AIM OF THE EXERCISE: Would you restate each line of the data below word for word, without its pictures?
*** INPUT FOR THIS TASK Section Begins ***
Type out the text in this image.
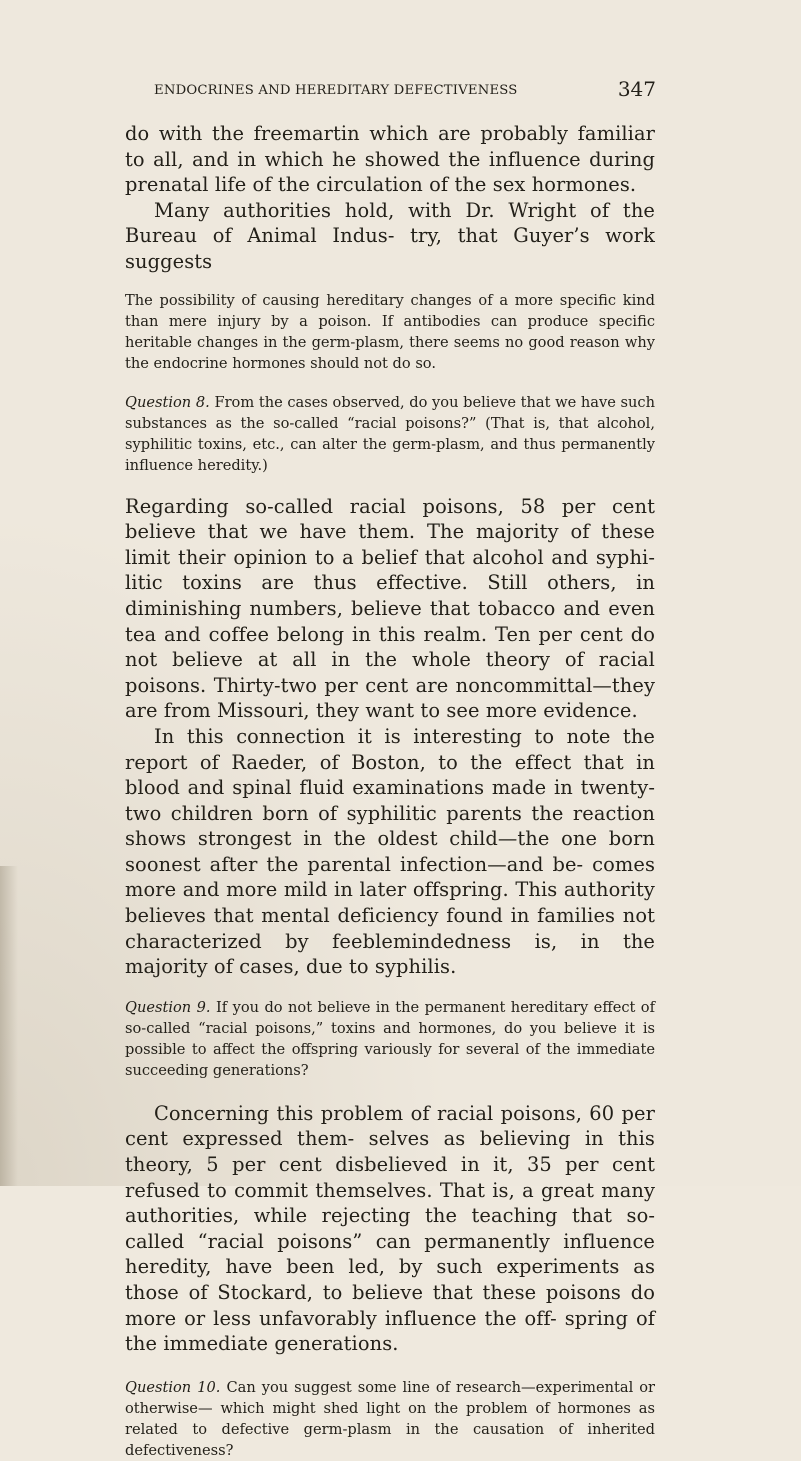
ENDOCRINES AND HEREDITARY DEFECTIVENESS	347

do with the freemartin which are probably familiar to all, and in which he showed the influence during prenatal life of the circulation of the sex hormones.

Many authorities hold, with Dr. Wright of the Bureau of Animal Indus- try, that Guyer’s work suggests

The possibility of causing hereditary changes of a more specific kind than mere injury by a poison. If antibodies can produce specific heritable changes in the germ-plasm, there seems no good reason why the endocrine hormones should not do so.

Question 8. From the cases observed, do you believe that we have such substances as the so-called “racial poisons?” (That is, that alcohol, syphilitic toxins, etc., can alter the germ-plasm, and thus permanently influence heredity.)

Regarding so-called racial poisons, 58 per cent believe that we have them. The majority of these limit their opinion to a belief that alcohol and syphi- litic toxins are thus effective. Still others, in diminishing numbers, believe that tobacco and even tea and coffee belong in this realm. Ten per cent do not believe at all in the whole theory of racial poisons. Thirty-two per cent are noncommittal—they are from Missouri, they want to see more evidence.

In this connection it is interesting to note the report of Raeder, of Boston, to the effect that in blood and spinal fluid examinations made in twenty- two children born of syphilitic parents the reaction shows strongest in the oldest child—the one born soonest after the parental infection—and be- comes more and more mild in later offspring. This authority believes that mental deficiency found in families not characterized by feeblemindedness is, in the majority of cases, due to syphilis.

Question 9. If you do not believe in the permanent hereditary effect of so-called “racial poisons,” toxins and hormones, do you believe it is possible to affect the offspring variously for several of the immediate succeeding generations?

Concerning this problem of racial poisons, 60 per cent expressed them- selves as believing in this theory, 5 per cent disbelieved in it, 35 per cent refused to commit themselves. That is, a great many authorities, while rejecting the teaching that so-called “racial poisons” can permanently influence heredity, have been led, by such experiments as those of Stockard, to believe that these poisons do more or less unfavorably influence the off- spring of the immediate generations.

Question 10. Can you suggest some line of research—experimental or otherwise— which might shed light on the problem of hormones as related to defective germ-plasm in the causation of inherited defectiveness?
*** INPUT FOR THIS TASK Section Ends ***
COMPLETED TASK:
Type out the text in this image.
ENDOCRINES AND HEREDITARY DEFECTIVENESS	347

do with the freemartin which are probably familiar to all, and in which he showed the influence during prenatal life of the circulation of the sex hormones.

Many authorities hold, with Dr. Wright of the Bureau of Animal Indus- try, that Guyer’s work suggests

The possibility of causing hereditary changes of a more specific kind than mere injury by a poison. If antibodies can produce specific heritable changes in the germ-plasm, there seems no good reason why the endocrine hormones should not do so.

Question 8. From the cases observed, do you believe that we have such substances as the so-called “racial poisons?” (That is, that alcohol, syphilitic toxins, etc., can alter the germ-plasm, and thus permanently influence heredity.)

Regarding so-called racial poisons, 58 per cent believe that we have them. The majority of these limit their opinion to a belief that alcohol and syphi- litic toxins are thus effective. Still others, in diminishing numbers, believe that tobacco and even tea and coffee belong in this realm. Ten per cent do not believe at all in the whole theory of racial poisons. Thirty-two per cent are noncommittal—they are from Missouri, they want to see more evidence.

In this connection it is interesting to note the report of Raeder, of Boston, to the effect that in blood and spinal fluid examinations made in twenty- two children born of syphilitic parents the reaction shows strongest in the oldest child—the one born soonest after the parental infection—and be- comes more and more mild in later offspring. This authority believes that mental deficiency found in families not characterized by feeblemindedness is, in the majority of cases, due to syphilis.

Question 9. If you do not believe in the permanent hereditary effect of so-called “racial poisons,” toxins and hormones, do you believe it is possible to affect the offspring variously for several of the immediate succeeding generations?

Concerning this problem of racial poisons, 60 per cent expressed them- selves as believing in this theory, 5 per cent disbelieved in it, 35 per cent refused to commit themselves. That is, a great many authorities, while rejecting the teaching that so-called “racial poisons” can permanently influence heredity, have been led, by such experiments as those of Stockard, to believe that these poisons do more or less unfavorably influence the off- spring of the immediate generations.

Question 10. Can you suggest some line of research—experimental or otherwise— which might shed light on the problem of hormones as related to defective germ-plasm in the causation of inherited defectiveness?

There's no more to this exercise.